>>

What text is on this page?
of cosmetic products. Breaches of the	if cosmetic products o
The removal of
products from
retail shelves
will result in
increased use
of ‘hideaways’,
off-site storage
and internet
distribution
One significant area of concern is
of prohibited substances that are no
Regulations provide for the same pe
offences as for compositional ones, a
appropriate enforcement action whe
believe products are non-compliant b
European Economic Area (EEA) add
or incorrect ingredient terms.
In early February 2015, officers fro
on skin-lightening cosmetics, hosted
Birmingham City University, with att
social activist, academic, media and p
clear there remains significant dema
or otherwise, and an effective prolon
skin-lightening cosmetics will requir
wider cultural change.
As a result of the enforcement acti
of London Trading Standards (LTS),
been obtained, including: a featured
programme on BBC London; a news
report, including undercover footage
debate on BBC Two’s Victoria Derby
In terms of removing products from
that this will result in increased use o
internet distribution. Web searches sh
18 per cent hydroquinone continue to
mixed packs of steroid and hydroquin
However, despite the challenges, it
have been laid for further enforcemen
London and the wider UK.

<<

Task details: Copy each record from above without leaving any out.

Exercise result:
What text is on this page?
of cosmetic products. Breaches of the	if cosmetic products o
The removal of
products from
retail shelves
will result in
increased use
of ‘hideaways’,
off-site storage
and internet
distribution
One significant area of concern is
of prohibited substances that are no
Regulations provide for the same pe
offences as for compositional ones, a
appropriate enforcement action whe
believe products are non-compliant b
European Economic Area (EEA) add
or incorrect ingredient terms.
In early February 2015, officers fro
on skin-lightening cosmetics, hosted
Birmingham City University, with att
social activist, academic, media and p
clear there remains significant dema
or otherwise, and an effective prolon
skin-lightening cosmetics will requir
wider cultural change.
As a result of the enforcement acti
of London Trading Standards (LTS),
been obtained, including: a featured
programme on BBC London; a news
report, including undercover footage
debate on BBC Two’s Victoria Derby
In terms of removing products from
that this will result in increased use o
internet distribution. Web searches sh
18 per cent hydroquinone continue to
mixed packs of steroid and hydroquin
However, despite the challenges, it
have been laid for further enforcemen
London and the wider UK.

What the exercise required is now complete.